== Exercise ==
Go through the listing beneath this task and return every line that carries the string "BARRIDO".

== Input for this task ==
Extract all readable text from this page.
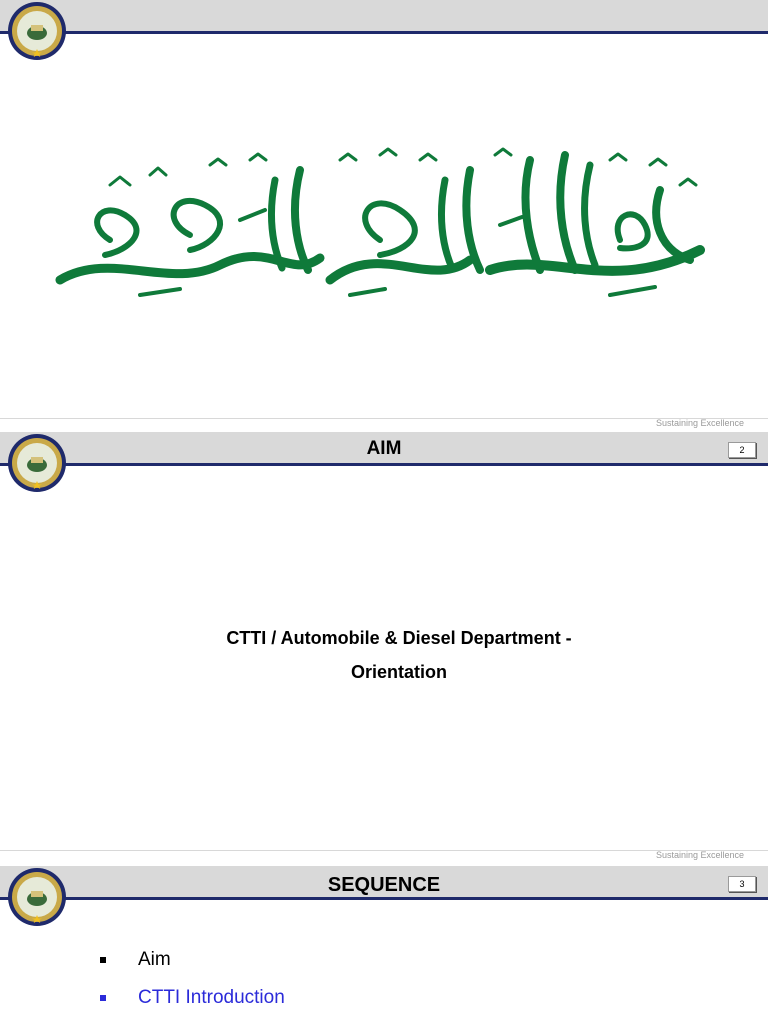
Sustaining Excellence
AIM	2
CTTI / Automobile & Diesel Department -
Orientation
Sustaining Excellence
SEQUENCE	3
Aim
CTTI Introduction
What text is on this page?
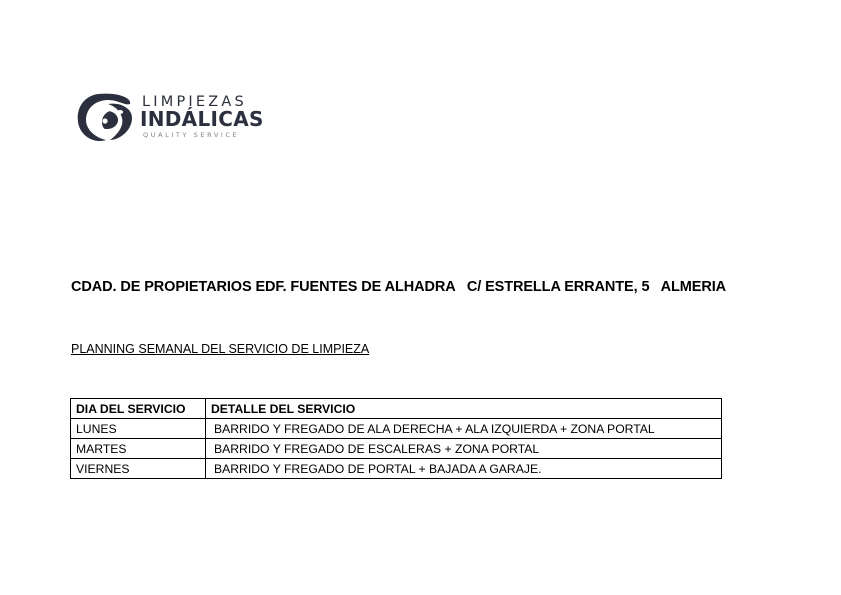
LIMPIEZAS
INDÁLICAS
QUALITY SERVICE
CDAD. DE PROPIETARIOS EDF. FUENTES DE ALHADRA   C/ ESTRELLA ERRANTE, 5   ALMERIA
PLANNING SEMANAL DEL SERVICIO DE LIMPIEZA
DIA DEL SERVICIO	DETALLE DEL SERVICIO
LUNES	BARRIDO Y FREGADO DE ALA DERECHA + ALA IZQUIERDA + ZONA PORTAL
MARTES	BARRIDO Y FREGADO DE ESCALERAS + ZONA PORTAL
VIERNES	BARRIDO Y FREGADO DE PORTAL + BAJADA A GARAJE.
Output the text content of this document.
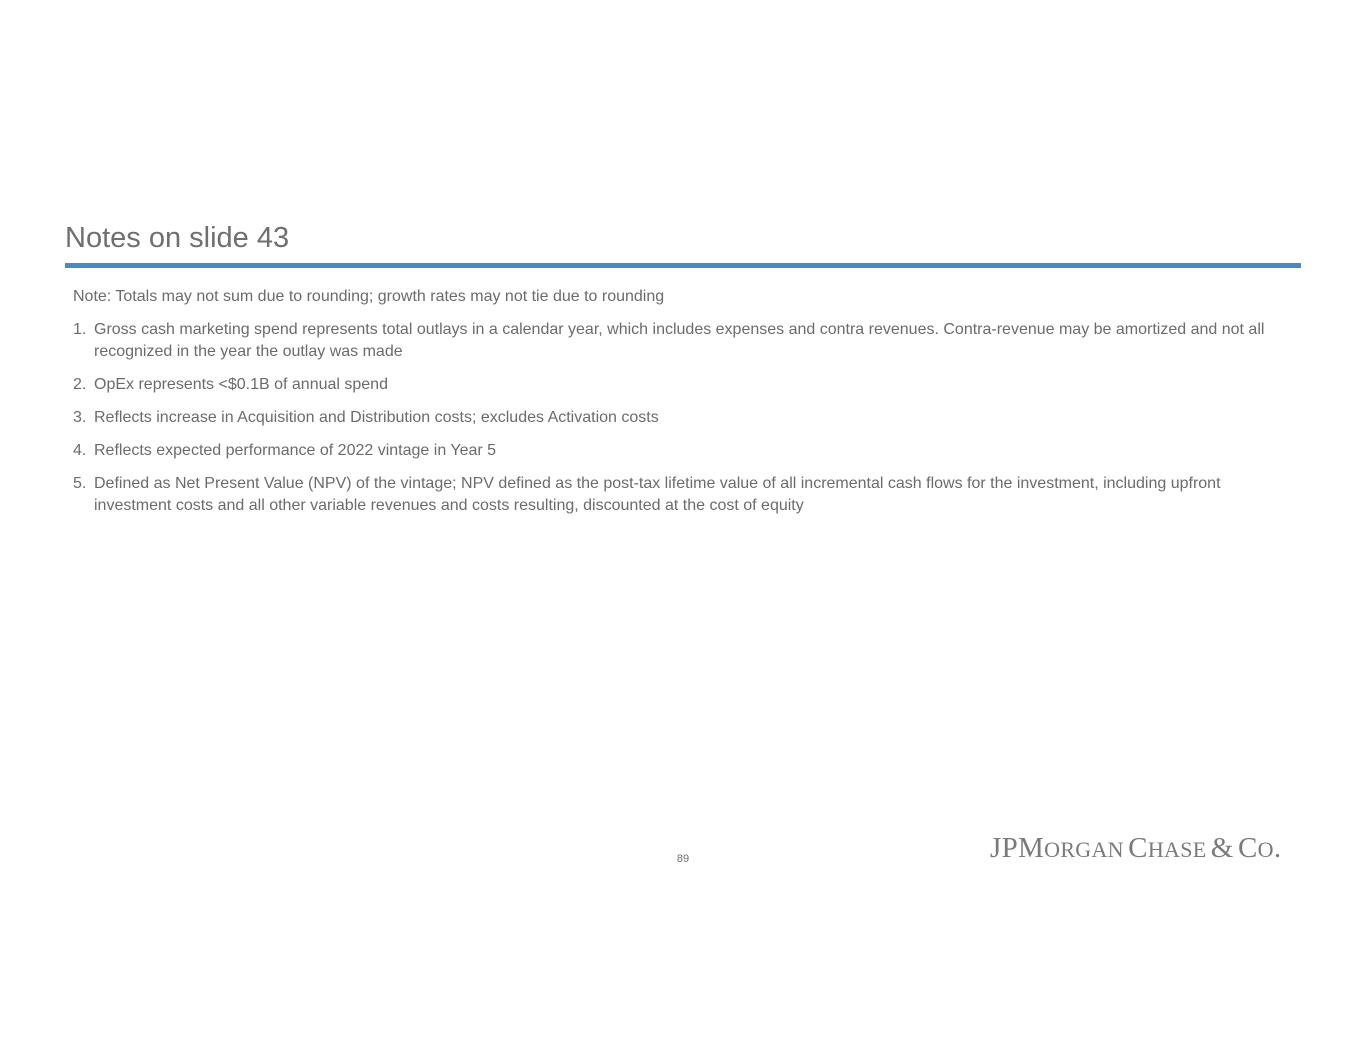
Notes on slide 43

Note: Totals may not sum due to rounding; growth rates may not tie due to rounding

1. Gross cash marketing spend represents total outlays in a calendar year, which includes expenses and contra revenues. Contra-revenue may be amortized and not all recognized in the year the outlay was made
2. OpEx represents <$0.1B of annual spend
3. Reflects increase in Acquisition and Distribution costs; excludes Activation costs
4. Reflects expected performance of 2022 vintage in Year 5
5. Defined as Net Present Value (NPV) of the vintage; NPV defined as the post-tax lifetime value of all incremental cash flows for the investment, including upfront investment costs and all other variable revenues and costs resulting, discounted at the cost of equity
89	JPMORGAN CHASE & CO.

== Exercise solution ==
LUNES	BARRIDO Y FREGADO DE ALA DERECHA + ALA IZQUIERDA + ZONA PORTAL
MARTES	BARRIDO Y FREGADO DE ESCALERAS + ZONA PORTAL
VIERNES	BARRIDO Y FREGADO DE PORTAL + BAJADA A GARAJE.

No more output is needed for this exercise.